▶ JOB:
Return every line of the material exactly.

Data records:
/---

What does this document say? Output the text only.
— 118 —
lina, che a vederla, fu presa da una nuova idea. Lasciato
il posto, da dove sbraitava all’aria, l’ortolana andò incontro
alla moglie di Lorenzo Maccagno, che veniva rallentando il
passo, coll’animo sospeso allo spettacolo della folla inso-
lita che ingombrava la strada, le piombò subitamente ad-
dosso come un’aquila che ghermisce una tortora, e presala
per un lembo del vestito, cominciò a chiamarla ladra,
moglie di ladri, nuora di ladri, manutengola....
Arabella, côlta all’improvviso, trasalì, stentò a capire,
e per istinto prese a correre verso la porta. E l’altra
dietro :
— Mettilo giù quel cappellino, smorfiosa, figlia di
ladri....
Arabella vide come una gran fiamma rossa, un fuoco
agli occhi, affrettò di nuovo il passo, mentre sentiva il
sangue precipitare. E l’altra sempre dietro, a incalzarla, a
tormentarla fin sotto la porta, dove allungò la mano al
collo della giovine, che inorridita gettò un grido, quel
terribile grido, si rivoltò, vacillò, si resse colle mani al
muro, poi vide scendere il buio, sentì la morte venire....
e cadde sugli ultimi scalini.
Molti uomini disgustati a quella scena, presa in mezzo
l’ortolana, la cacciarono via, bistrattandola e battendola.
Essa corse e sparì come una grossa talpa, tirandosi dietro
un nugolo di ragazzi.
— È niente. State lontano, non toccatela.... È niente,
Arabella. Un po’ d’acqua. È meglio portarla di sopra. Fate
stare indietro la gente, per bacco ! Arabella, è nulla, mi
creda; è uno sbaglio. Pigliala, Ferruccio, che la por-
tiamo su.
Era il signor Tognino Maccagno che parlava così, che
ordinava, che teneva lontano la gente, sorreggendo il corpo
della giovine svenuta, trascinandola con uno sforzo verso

\---

▶ RESPONSE TO THIS EXERCISE:
What does this document say? Output the text only.
— 118 —
lina, che a vederla, fu presa da una nuova idea. Lasciato
il posto, da dove sbraitava all’aria, l’ortolana andò incontro
alla moglie di Lorenzo Maccagno, che veniva rallentando il
passo, coll’animo sospeso allo spettacolo della folla inso-
lita che ingombrava la strada, le piombò subitamente ad-
dosso come un’aquila che ghermisce una tortora, e presala
per un lembo del vestito, cominciò a chiamarla ladra,
moglie di ladri, nuora di ladri, manutengola....
Arabella, côlta all’improvviso, trasalì, stentò a capire,
e per istinto prese a correre verso la porta. E l’altra
dietro :
— Mettilo giù quel cappellino, smorfiosa, figlia di
ladri....
Arabella vide come una gran fiamma rossa, un fuoco
agli occhi, affrettò di nuovo il passo, mentre sentiva il
sangue precipitare. E l’altra sempre dietro, a incalzarla, a
tormentarla fin sotto la porta, dove allungò la mano al
collo della giovine, che inorridita gettò un grido, quel
terribile grido, si rivoltò, vacillò, si resse colle mani al
muro, poi vide scendere il buio, sentì la morte venire....
e cadde sugli ultimi scalini.
Molti uomini disgustati a quella scena, presa in mezzo
l’ortolana, la cacciarono via, bistrattandola e battendola.
Essa corse e sparì come una grossa talpa, tirandosi dietro
un nugolo di ragazzi.
— È niente. State lontano, non toccatela.... È niente,
Arabella. Un po’ d’acqua. È meglio portarla di sopra. Fate
stare indietro la gente, per bacco ! Arabella, è nulla, mi
creda; è uno sbaglio. Pigliala, Ferruccio, che la por-
tiamo su.
Era il signor Tognino Maccagno che parlava così, che
ordinava, che teneva lontano la gente, sorreggendo il corpo
della giovine svenuta, trascinandola con uno sforzo verso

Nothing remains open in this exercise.